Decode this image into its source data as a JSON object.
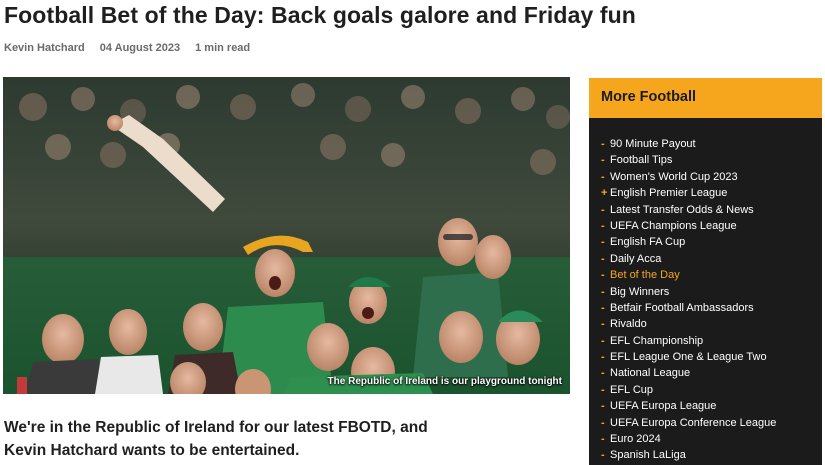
{
  "article": {
    "title": "Football Bet of the Day: Back goals galore and Friday fun",
    "author": "Kevin Hatchard",
    "date": "04 August 2023",
    "read_time": "1 min read",
    "image_caption": "The Republic of Ireland is our playground tonight",
    "standfirst_line1": "We're in the Republic of Ireland for our latest FBOTD, and",
    "standfirst_line2": "Kevin Hatchard wants to be entertained."
  },
  "sidebar": {
    "title": "More Football",
    "accent_color": "#f6a61d",
    "items": [
      {
        "label": "90 Minute Payout",
        "bullet": "-"
      },
      {
        "label": "Football Tips",
        "bullet": "-"
      },
      {
        "label": "Women's World Cup 2023",
        "bullet": "-"
      },
      {
        "label": "English Premier League",
        "bullet": "+"
      },
      {
        "label": "Latest Transfer Odds & News",
        "bullet": "-"
      },
      {
        "label": "UEFA Champions League",
        "bullet": "-"
      },
      {
        "label": "English FA Cup",
        "bullet": "-"
      },
      {
        "label": "Daily Acca",
        "bullet": "-"
      },
      {
        "label": "Bet of the Day",
        "bullet": "-",
        "active": true
      },
      {
        "label": "Big Winners",
        "bullet": "-"
      },
      {
        "label": "Betfair Football Ambassadors",
        "bullet": "-"
      },
      {
        "label": "Rivaldo",
        "bullet": "-"
      },
      {
        "label": "EFL Championship",
        "bullet": "-"
      },
      {
        "label": "EFL League One & League Two",
        "bullet": "-"
      },
      {
        "label": "National League",
        "bullet": "-"
      },
      {
        "label": "EFL Cup",
        "bullet": "-"
      },
      {
        "label": "UEFA Europa League",
        "bullet": "-"
      },
      {
        "label": "UEFA Europa Conference League",
        "bullet": "-"
      },
      {
        "label": "Euro 2024",
        "bullet": "-"
      },
      {
        "label": "Spanish LaLiga",
        "bullet": "-"
      }
    ]
  }
}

Stated exercise =
From the material above, copy everything exactly but the pictures.

Task solution =
Decode this image into its source data as a JSON object.
{
  "article": {
    "title": "Football Bet of the Day: Back goals galore and Friday fun",
    "author": "Kevin Hatchard",
    "date": "04 August 2023",
    "read_time": "1 min read",
    "image_caption": "The Republic of Ireland is our playground tonight",
    "standfirst_line1": "We're in the Republic of Ireland for our latest FBOTD, and",
    "standfirst_line2": "Kevin Hatchard wants to be entertained."
  },
  "sidebar": {
    "title": "More Football",
    "accent_color": "#f6a61d",
    "items": [
      {
        "label": "90 Minute Payout",
        "bullet": "-"
      },
      {
        "label": "Football Tips",
        "bullet": "-"
      },
      {
        "label": "Women's World Cup 2023",
        "bullet": "-"
      },
      {
        "label": "English Premier League",
        "bullet": "+"
      },
      {
        "label": "Latest Transfer Odds & News",
        "bullet": "-"
      },
      {
        "label": "UEFA Champions League",
        "bullet": "-"
      },
      {
        "label": "English FA Cup",
        "bullet": "-"
      },
      {
        "label": "Daily Acca",
        "bullet": "-"
      },
      {
        "label": "Bet of the Day",
        "bullet": "-",
        "active": true
      },
      {
        "label": "Big Winners",
        "bullet": "-"
      },
      {
        "label": "Betfair Football Ambassadors",
        "bullet": "-"
      },
      {
        "label": "Rivaldo",
        "bullet": "-"
      },
      {
        "label": "EFL Championship",
        "bullet": "-"
      },
      {
        "label": "EFL League One & League Two",
        "bullet": "-"
      },
      {
        "label": "National League",
        "bullet": "-"
      },
      {
        "label": "EFL Cup",
        "bullet": "-"
      },
      {
        "label": "UEFA Europa League",
        "bullet": "-"
      },
      {
        "label": "UEFA Europa Conference League",
        "bullet": "-"
      },
      {
        "label": "Euro 2024",
        "bullet": "-"
      },
      {
        "label": "Spanish LaLiga",
        "bullet": "-"
      }
    ]
  }
}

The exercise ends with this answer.